TO BE DONE :: Scan the data that follows and count the lines with the string "verbale"; answer with the count alone.

[START DATA PROVIDED]

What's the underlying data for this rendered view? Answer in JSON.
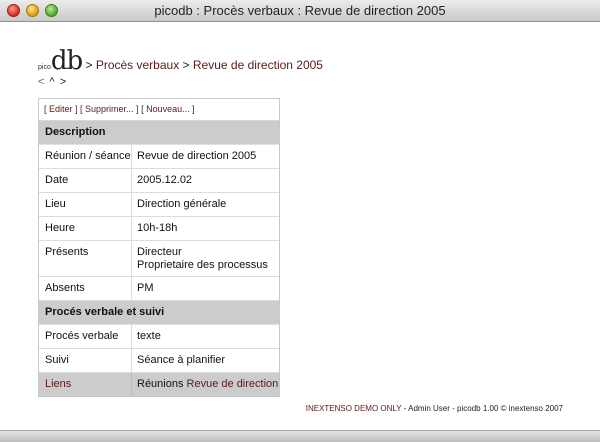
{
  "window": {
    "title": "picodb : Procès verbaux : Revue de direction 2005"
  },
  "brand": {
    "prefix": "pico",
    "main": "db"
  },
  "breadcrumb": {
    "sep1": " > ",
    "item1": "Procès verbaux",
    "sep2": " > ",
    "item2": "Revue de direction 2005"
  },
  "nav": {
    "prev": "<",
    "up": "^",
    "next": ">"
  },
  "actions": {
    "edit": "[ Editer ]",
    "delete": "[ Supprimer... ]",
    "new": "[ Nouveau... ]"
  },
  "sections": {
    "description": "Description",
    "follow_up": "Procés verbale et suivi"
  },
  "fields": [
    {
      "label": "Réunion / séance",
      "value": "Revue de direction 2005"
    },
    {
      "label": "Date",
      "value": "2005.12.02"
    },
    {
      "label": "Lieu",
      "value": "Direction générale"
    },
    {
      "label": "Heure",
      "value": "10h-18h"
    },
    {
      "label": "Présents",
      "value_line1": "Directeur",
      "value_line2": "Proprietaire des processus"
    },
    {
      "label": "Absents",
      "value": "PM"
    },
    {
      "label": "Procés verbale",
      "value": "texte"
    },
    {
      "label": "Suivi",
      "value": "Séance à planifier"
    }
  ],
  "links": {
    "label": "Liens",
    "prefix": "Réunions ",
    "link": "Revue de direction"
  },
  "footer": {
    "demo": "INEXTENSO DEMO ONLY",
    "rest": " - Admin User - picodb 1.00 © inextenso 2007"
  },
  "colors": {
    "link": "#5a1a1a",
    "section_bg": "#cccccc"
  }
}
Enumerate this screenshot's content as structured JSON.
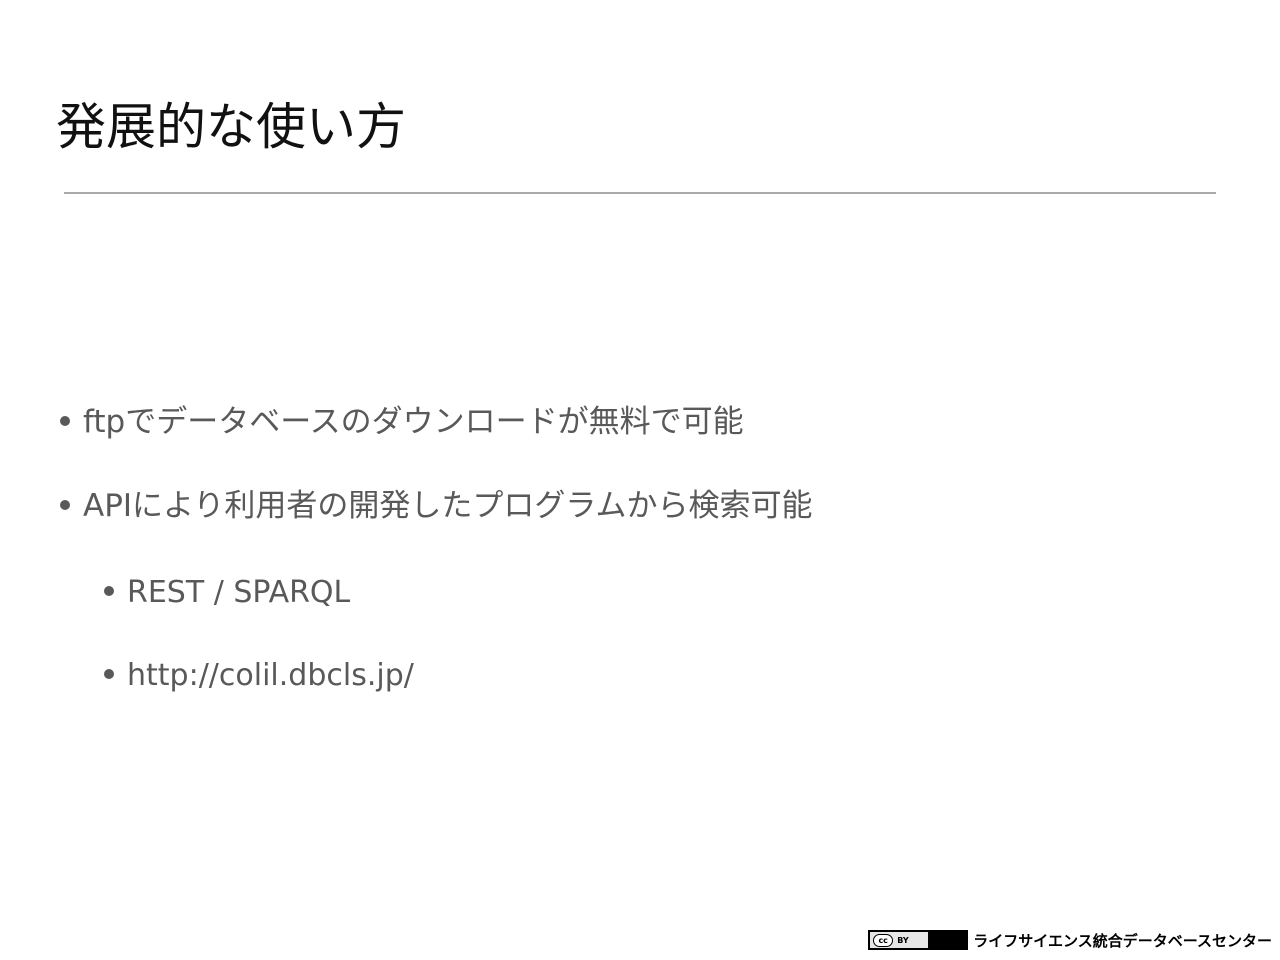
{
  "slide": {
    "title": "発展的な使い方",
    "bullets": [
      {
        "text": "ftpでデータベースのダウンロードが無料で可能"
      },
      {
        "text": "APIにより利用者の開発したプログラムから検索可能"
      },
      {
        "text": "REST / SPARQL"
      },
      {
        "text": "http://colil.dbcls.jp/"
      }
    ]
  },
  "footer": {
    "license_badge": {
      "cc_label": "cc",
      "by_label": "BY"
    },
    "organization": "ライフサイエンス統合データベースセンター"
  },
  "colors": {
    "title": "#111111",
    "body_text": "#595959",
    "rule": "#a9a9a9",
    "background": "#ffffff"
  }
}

[END DATA PROVIDED]
[START DATA PROVIDED]

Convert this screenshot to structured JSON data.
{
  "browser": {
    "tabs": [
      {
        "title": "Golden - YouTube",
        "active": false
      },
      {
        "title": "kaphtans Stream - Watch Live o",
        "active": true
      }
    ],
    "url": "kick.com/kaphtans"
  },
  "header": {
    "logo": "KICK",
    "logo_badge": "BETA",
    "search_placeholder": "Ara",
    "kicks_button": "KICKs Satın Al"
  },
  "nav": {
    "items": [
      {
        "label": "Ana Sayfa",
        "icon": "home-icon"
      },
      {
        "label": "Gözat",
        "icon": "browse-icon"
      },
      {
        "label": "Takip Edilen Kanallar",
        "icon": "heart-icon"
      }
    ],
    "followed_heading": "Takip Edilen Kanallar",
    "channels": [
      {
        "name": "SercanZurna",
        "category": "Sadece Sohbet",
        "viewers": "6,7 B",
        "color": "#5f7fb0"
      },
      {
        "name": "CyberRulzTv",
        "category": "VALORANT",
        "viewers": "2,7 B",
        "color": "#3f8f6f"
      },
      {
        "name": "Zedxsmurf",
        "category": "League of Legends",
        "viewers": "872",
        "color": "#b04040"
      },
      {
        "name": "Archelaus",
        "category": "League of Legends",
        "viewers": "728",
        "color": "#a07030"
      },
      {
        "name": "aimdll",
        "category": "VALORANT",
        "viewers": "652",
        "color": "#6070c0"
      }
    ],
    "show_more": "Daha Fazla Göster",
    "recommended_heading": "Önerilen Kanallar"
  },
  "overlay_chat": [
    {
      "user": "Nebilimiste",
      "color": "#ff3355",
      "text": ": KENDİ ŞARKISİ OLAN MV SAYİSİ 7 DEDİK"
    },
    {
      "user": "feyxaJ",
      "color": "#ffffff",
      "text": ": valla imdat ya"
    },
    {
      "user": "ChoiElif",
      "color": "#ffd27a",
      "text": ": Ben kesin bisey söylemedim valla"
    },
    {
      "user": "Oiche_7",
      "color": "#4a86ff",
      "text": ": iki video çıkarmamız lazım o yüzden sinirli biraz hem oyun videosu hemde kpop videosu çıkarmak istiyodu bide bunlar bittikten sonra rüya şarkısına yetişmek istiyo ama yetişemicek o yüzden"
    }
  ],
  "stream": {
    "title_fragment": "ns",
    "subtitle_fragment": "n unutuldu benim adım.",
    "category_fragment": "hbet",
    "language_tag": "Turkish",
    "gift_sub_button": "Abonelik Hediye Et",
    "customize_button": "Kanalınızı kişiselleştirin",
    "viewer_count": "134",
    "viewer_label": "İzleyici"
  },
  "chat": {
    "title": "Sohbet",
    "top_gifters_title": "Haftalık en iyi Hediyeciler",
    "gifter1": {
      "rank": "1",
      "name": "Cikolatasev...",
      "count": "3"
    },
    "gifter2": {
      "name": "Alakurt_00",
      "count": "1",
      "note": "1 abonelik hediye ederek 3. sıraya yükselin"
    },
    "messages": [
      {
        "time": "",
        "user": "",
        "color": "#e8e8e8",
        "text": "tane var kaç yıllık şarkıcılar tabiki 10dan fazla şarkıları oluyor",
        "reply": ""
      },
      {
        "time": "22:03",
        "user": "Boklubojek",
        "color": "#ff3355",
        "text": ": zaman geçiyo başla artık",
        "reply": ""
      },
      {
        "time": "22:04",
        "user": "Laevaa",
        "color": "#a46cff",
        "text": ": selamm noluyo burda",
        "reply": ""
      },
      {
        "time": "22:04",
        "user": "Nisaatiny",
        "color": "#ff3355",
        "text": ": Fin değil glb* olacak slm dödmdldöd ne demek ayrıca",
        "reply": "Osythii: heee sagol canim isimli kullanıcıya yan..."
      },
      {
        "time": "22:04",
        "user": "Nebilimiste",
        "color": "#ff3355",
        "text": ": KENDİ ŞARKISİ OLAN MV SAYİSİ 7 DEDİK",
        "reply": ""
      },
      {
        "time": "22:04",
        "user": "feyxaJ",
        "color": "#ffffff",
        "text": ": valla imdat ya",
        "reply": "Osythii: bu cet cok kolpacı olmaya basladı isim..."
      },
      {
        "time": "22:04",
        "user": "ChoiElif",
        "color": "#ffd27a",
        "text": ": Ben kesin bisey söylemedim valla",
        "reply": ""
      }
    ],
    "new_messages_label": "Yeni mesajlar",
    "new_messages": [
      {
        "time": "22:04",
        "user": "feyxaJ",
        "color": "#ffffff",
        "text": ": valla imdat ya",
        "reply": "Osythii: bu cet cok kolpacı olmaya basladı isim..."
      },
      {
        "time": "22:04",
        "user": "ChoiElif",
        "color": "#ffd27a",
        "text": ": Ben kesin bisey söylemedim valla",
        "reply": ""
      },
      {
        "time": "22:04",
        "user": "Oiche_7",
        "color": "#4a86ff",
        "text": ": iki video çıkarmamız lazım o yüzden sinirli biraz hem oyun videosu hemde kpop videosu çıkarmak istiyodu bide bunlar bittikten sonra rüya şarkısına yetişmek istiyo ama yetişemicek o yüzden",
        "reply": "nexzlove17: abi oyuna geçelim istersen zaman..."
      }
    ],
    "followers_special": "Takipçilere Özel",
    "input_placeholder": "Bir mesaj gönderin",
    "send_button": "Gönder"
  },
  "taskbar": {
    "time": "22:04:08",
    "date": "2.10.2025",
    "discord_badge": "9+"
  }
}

[END DATA PROVIDED]
[START DATA PROVIDED]

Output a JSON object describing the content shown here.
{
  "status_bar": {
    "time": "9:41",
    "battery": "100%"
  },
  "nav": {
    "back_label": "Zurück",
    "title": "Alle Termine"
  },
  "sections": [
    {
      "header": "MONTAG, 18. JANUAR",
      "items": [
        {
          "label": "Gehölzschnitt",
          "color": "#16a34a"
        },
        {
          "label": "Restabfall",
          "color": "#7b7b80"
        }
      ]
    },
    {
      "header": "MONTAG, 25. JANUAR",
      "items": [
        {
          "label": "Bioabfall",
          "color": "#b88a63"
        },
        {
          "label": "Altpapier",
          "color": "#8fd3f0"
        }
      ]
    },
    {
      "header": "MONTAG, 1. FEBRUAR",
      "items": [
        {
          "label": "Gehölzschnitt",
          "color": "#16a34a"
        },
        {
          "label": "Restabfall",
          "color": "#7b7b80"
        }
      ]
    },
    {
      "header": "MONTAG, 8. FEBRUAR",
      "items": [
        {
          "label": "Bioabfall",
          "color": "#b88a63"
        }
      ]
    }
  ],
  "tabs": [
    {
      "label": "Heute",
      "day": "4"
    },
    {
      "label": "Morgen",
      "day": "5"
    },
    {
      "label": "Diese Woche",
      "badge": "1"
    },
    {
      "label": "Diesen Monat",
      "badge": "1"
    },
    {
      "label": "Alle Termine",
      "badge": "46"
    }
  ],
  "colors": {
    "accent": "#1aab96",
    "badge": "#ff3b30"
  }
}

[END DATA PROVIDED]

RESULT OF THIS TASK :: 2